Entries provided.
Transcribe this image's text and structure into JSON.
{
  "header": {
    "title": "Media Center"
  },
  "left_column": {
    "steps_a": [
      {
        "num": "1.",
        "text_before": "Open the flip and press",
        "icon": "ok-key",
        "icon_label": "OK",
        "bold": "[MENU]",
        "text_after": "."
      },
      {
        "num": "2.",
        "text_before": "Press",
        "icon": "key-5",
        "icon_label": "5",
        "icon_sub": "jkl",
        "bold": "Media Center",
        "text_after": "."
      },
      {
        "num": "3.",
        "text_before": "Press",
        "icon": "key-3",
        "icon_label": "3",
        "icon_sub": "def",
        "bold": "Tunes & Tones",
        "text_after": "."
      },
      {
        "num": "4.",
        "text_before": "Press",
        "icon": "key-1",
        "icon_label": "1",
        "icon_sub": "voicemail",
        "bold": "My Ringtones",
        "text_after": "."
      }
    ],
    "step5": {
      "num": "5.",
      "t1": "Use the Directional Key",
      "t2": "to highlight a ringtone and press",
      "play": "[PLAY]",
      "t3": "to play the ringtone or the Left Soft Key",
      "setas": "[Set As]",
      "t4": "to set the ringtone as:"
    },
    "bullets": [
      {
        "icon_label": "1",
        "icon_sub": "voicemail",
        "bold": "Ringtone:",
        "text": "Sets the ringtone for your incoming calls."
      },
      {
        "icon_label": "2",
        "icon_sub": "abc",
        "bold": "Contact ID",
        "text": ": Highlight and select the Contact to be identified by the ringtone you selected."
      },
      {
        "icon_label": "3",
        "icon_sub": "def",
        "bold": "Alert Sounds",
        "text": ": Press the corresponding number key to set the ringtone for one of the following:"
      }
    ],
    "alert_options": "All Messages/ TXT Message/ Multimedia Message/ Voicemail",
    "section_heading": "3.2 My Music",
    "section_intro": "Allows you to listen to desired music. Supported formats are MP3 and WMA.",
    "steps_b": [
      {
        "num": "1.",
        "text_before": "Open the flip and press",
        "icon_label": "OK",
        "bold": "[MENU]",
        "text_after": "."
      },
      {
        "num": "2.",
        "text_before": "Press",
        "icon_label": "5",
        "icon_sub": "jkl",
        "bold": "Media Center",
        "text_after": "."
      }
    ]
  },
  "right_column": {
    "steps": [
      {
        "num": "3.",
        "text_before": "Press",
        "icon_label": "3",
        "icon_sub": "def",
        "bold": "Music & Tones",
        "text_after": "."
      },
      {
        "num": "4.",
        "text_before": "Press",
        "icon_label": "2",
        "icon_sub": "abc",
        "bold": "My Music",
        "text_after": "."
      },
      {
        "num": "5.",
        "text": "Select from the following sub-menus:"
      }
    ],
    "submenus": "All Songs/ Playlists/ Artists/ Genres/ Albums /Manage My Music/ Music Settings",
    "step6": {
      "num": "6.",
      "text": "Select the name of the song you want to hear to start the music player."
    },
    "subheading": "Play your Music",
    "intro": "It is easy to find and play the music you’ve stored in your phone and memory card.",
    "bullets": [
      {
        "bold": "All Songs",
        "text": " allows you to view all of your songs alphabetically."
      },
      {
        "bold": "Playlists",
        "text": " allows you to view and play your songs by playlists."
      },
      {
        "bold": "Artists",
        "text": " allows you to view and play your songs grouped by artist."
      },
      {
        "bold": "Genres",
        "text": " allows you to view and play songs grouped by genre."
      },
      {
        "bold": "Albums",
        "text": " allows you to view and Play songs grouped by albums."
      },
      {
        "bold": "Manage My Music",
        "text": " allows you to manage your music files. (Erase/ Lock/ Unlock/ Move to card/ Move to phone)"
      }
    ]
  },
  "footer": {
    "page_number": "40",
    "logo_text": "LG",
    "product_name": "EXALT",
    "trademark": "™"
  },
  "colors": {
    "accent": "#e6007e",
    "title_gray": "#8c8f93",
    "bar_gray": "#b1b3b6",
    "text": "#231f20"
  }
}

What the task asks.
From the entries above, select each line containing the string "Contact".

Complete response.
        "bold": "Contact ID",
        "text": ": Highlight and select the Contact to be identified by the ringtone you selected."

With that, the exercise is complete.